PROMPT:
Copy every line in the records below that contains the word "Wife".

SUPPLIED MATERIAL:
============================================================

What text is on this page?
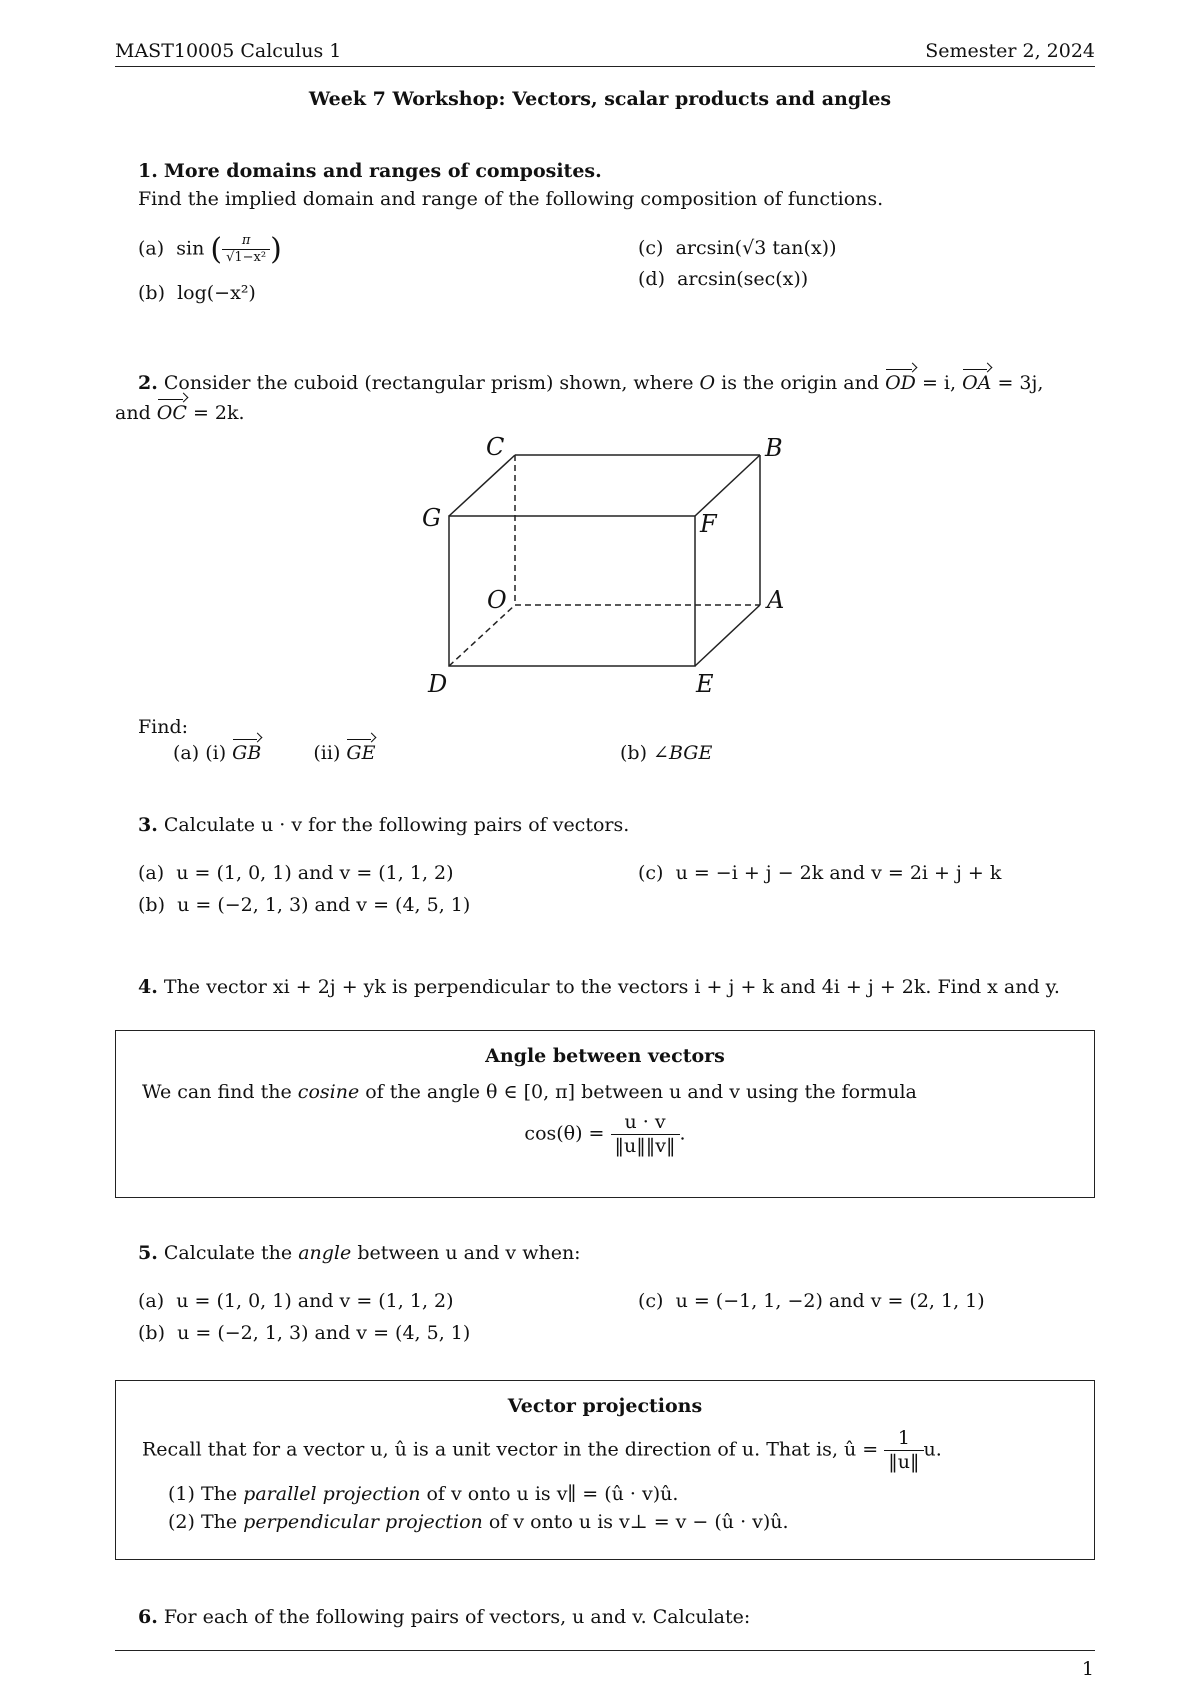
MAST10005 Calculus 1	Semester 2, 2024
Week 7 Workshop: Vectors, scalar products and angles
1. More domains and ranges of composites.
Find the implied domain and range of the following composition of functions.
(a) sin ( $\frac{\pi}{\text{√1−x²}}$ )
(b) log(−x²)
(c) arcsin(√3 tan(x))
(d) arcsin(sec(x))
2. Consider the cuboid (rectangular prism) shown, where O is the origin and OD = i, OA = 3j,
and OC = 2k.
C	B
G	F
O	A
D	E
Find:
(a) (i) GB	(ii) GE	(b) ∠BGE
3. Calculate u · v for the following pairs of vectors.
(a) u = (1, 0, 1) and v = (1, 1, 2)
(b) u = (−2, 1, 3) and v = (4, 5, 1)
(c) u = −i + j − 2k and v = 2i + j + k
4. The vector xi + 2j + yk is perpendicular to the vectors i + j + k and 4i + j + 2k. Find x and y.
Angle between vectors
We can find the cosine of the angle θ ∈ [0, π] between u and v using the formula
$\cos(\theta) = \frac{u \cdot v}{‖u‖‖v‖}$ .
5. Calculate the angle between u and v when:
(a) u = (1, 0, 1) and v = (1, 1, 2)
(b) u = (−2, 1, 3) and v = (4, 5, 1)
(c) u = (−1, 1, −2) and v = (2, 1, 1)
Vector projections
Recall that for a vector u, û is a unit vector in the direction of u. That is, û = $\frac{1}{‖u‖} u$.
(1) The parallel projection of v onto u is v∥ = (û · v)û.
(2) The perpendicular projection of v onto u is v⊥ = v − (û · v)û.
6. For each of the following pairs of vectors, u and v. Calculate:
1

============================================================

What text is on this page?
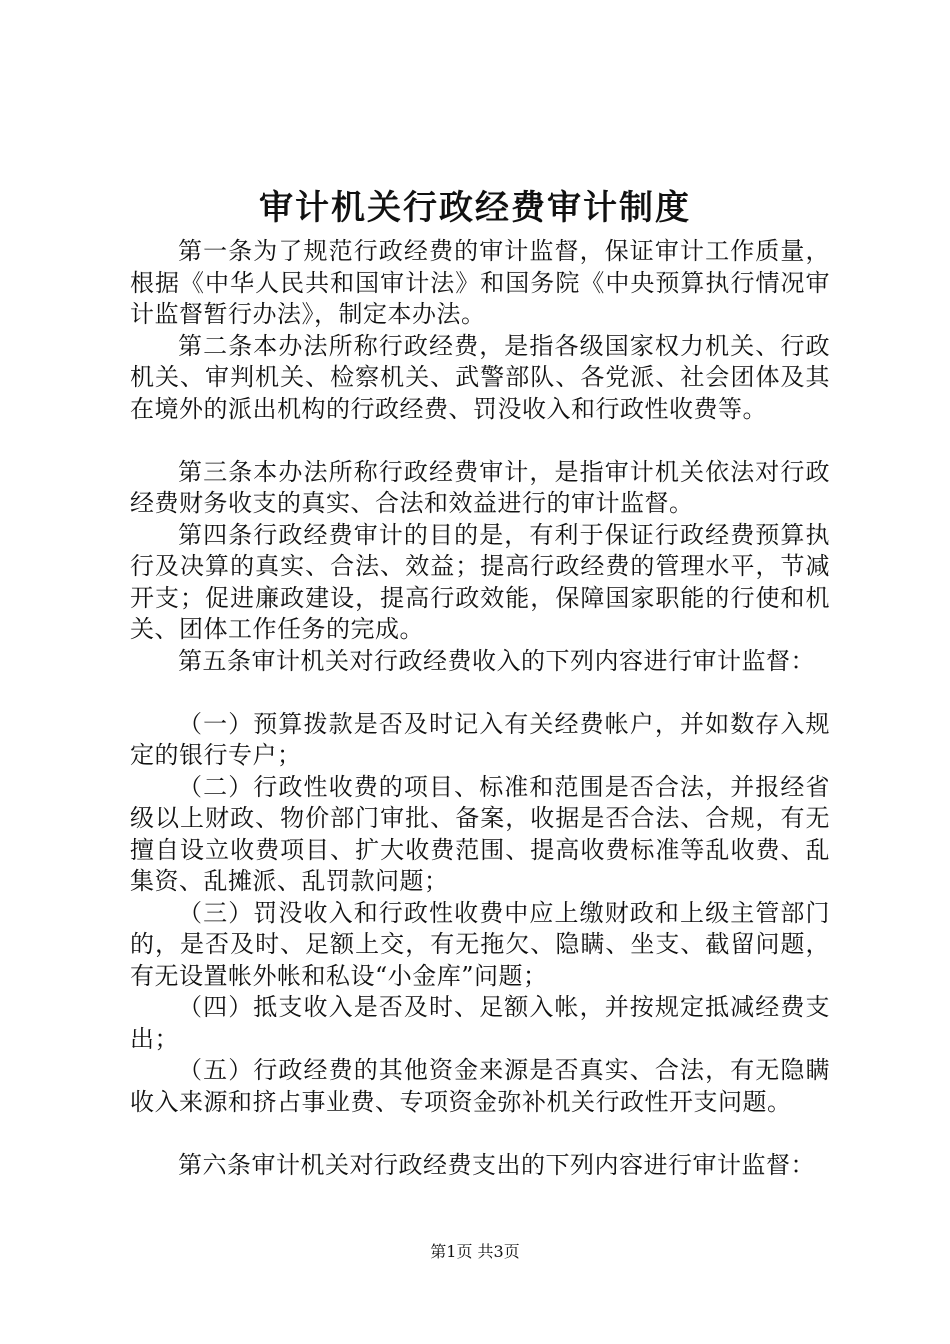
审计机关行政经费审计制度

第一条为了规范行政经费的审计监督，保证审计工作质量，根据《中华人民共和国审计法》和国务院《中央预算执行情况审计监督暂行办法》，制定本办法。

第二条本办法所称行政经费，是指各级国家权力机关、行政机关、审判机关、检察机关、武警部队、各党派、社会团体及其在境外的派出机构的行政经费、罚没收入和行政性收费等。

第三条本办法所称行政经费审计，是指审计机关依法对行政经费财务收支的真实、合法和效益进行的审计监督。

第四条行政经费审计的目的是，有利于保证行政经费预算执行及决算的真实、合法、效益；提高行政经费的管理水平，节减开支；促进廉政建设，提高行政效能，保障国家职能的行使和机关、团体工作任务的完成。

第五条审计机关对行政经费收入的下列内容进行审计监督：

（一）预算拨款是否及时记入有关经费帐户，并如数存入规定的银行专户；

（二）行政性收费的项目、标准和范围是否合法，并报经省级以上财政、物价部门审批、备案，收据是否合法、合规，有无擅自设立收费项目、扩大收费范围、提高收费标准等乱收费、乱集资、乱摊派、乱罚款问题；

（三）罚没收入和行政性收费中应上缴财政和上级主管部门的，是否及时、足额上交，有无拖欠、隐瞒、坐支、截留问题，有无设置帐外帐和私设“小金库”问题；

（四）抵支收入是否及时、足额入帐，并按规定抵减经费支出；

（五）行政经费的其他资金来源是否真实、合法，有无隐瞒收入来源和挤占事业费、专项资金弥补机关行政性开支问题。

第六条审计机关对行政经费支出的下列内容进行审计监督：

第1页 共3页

============================================================

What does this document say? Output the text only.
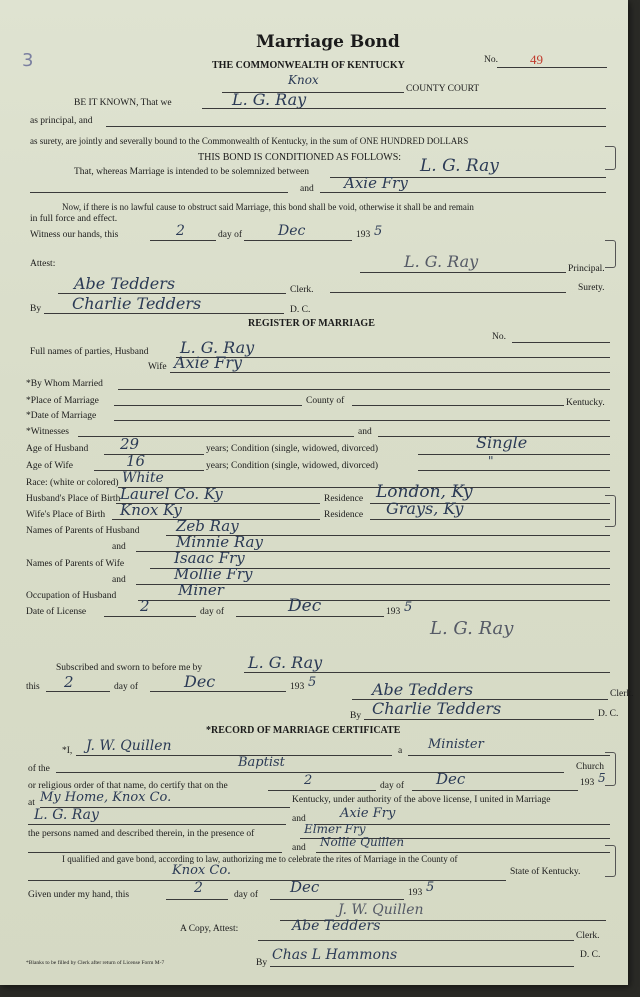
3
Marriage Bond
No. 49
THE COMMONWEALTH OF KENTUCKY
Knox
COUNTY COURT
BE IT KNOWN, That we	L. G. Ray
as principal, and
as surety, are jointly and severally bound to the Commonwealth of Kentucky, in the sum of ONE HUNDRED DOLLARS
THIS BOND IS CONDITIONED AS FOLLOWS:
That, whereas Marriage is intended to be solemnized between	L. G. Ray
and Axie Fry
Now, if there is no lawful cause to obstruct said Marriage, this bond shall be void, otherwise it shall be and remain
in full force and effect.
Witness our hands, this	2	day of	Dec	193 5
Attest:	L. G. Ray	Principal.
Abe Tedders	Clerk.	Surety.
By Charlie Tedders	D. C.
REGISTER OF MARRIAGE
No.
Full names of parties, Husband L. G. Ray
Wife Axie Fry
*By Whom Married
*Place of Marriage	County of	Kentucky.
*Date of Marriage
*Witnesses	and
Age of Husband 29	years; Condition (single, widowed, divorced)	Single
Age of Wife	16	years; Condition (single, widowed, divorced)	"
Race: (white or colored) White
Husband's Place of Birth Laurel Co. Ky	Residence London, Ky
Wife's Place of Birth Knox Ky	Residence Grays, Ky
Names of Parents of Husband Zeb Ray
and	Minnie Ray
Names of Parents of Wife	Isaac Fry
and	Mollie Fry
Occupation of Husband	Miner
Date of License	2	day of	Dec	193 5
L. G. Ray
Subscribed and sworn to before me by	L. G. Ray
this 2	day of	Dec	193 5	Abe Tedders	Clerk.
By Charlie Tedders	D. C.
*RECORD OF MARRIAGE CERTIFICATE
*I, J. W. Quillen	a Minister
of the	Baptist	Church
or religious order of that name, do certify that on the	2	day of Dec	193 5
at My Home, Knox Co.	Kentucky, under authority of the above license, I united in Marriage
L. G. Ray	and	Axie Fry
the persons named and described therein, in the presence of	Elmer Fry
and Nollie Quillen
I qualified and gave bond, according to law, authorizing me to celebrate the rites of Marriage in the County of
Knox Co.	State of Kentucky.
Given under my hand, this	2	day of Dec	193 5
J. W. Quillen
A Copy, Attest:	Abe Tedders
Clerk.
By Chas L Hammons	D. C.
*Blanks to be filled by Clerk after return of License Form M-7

============================================================

PROBLEM SOLUTION:
Wife Axie Fry
Age of Wife	16	years; Condition (single, widowed, divorced)	"
Wife's Place of Birth Knox Ky	Residence Grays, Ky
Names of Parents of Wife	Isaac Fry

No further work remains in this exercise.